• Data lines:
★ ★ ★ ★ ★ ★ ★

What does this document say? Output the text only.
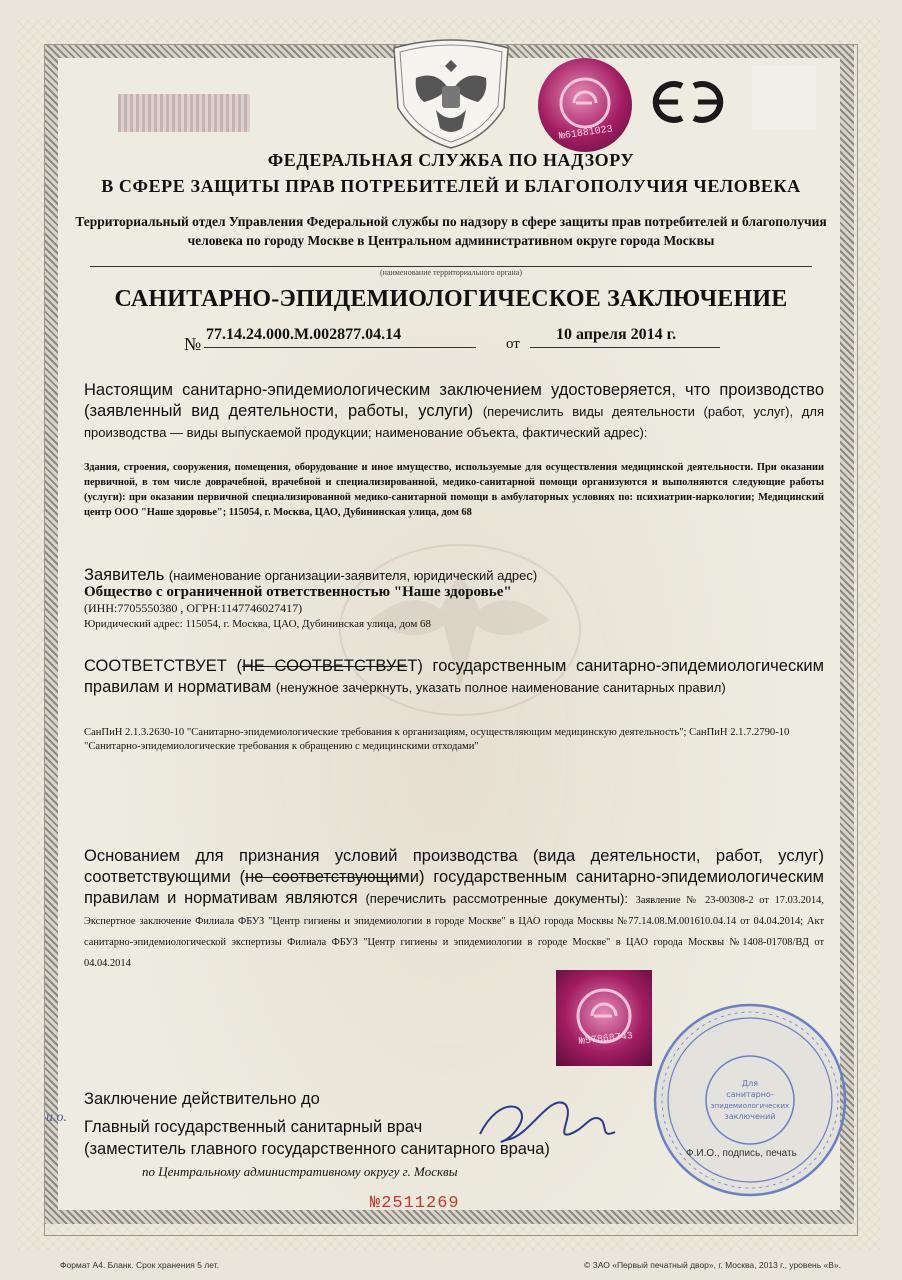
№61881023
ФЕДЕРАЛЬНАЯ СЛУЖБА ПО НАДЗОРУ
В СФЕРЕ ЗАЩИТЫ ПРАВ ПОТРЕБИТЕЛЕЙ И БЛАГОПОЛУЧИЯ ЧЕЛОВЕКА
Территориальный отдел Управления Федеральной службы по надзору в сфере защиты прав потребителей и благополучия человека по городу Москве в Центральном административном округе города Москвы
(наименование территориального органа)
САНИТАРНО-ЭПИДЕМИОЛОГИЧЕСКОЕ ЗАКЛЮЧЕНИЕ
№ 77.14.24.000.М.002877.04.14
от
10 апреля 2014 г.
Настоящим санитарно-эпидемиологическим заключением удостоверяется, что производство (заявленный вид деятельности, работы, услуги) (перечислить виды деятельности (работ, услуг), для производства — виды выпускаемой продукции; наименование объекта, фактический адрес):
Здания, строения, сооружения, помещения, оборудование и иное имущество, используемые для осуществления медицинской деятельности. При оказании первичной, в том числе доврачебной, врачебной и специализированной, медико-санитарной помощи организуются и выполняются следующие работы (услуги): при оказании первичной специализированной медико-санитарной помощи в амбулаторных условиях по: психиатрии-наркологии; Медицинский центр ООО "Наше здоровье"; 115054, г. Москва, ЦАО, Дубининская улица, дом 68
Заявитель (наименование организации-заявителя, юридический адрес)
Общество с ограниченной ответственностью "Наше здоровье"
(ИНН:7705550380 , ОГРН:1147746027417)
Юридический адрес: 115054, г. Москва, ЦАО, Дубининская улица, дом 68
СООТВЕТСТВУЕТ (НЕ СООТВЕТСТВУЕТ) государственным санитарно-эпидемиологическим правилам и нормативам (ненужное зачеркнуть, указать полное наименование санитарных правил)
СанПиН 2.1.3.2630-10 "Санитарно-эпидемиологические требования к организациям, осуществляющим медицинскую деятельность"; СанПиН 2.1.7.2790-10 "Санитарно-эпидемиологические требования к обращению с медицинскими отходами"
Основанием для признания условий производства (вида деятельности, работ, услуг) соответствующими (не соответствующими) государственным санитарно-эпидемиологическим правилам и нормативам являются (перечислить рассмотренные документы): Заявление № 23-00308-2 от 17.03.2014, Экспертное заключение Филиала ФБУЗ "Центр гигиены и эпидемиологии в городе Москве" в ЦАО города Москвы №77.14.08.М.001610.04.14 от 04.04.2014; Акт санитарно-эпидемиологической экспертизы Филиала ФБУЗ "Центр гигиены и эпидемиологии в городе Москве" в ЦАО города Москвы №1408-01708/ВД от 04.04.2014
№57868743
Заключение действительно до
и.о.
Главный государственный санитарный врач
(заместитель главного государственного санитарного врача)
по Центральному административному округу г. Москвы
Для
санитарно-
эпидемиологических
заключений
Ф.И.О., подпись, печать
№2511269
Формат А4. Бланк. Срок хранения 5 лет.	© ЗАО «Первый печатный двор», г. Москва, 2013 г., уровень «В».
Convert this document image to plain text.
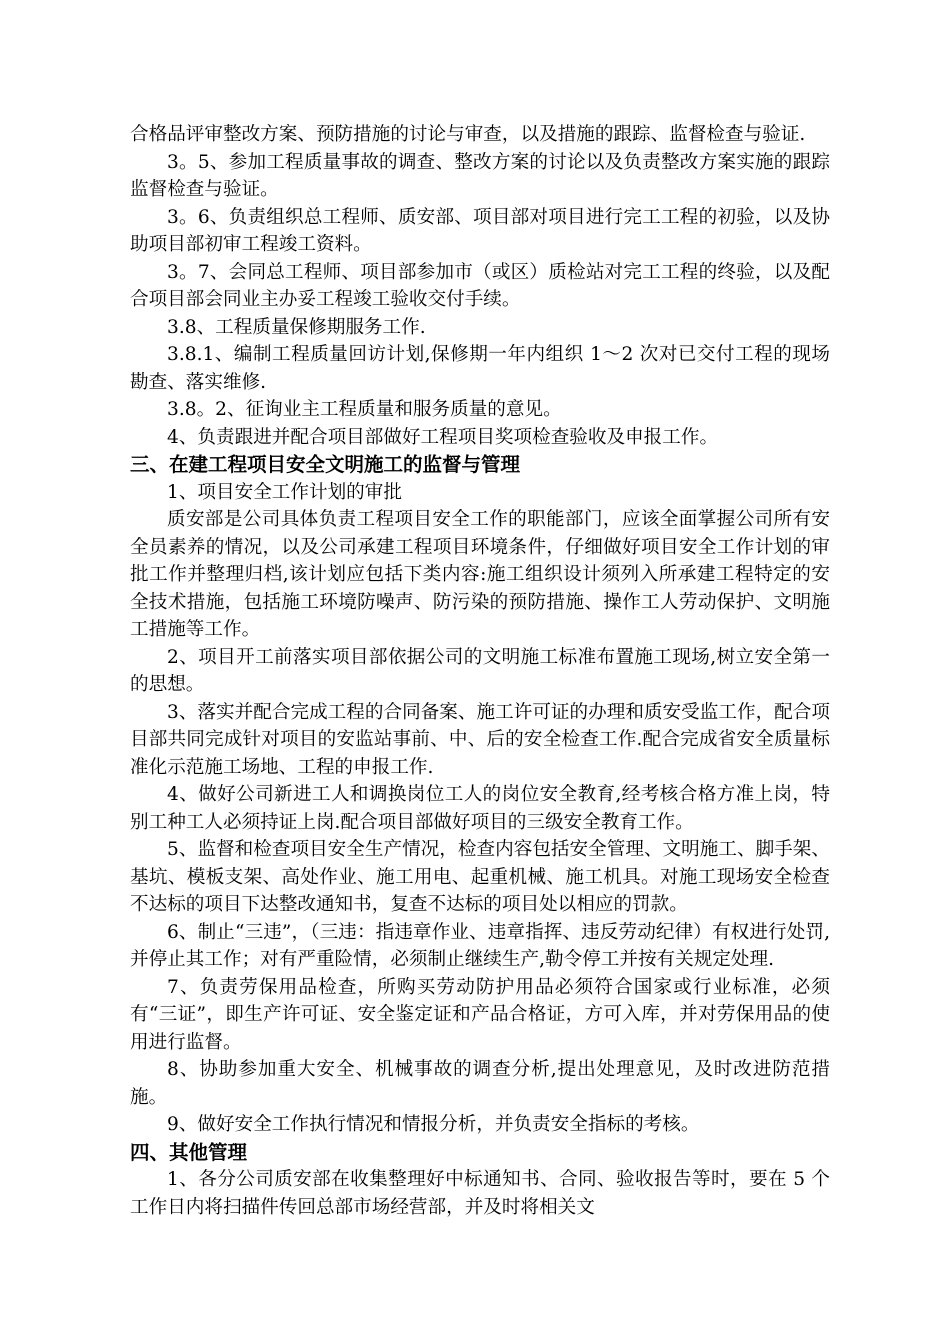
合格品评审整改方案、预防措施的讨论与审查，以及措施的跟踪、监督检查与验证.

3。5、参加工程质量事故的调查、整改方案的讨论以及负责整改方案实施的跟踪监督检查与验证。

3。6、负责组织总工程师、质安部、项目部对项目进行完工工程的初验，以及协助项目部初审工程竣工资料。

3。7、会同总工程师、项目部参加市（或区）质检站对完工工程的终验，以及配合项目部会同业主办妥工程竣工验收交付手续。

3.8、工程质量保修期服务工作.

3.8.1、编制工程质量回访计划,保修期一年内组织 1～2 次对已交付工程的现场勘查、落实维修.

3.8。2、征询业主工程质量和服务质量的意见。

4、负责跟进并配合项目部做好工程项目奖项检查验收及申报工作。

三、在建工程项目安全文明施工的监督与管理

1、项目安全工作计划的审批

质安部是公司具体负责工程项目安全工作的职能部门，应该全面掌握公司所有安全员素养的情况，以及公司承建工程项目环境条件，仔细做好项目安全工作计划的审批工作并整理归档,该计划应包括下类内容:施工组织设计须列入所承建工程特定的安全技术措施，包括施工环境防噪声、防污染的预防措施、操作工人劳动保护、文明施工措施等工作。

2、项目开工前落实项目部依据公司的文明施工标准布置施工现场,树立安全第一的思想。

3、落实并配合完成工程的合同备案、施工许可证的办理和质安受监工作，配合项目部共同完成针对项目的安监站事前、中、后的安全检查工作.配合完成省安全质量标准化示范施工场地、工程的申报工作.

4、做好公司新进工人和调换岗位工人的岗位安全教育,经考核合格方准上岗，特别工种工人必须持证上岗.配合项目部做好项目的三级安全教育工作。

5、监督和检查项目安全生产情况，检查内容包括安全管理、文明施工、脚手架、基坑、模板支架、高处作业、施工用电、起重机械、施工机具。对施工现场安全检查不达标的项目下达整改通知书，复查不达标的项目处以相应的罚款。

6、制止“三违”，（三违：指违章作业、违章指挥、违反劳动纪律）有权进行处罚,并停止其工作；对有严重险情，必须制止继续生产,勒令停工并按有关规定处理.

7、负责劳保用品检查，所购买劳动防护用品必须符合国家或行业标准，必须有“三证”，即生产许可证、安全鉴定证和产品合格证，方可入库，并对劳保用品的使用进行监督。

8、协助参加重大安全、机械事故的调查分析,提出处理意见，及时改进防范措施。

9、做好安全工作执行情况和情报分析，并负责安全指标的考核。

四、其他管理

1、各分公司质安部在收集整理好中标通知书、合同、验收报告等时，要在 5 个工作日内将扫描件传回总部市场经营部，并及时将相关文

★ ★ ★ ★ ★ ★ ★

Every line that holds the word "адрес" should be extracted.

• Complete response:
Настоящим санитарно-эпидемиологическим заключением удостоверяется, что производство (заявленный вид деятельности, работы, услуги) (перечислить виды деятельности (работ, услуг), для производства — виды выпускаемой продукции; наименование объекта, фактический адрес):
Заявитель (наименование организации-заявителя, юридический адрес)
Юридический адрес: 115054, г. Москва, ЦАО, Дубининская улица, дом 68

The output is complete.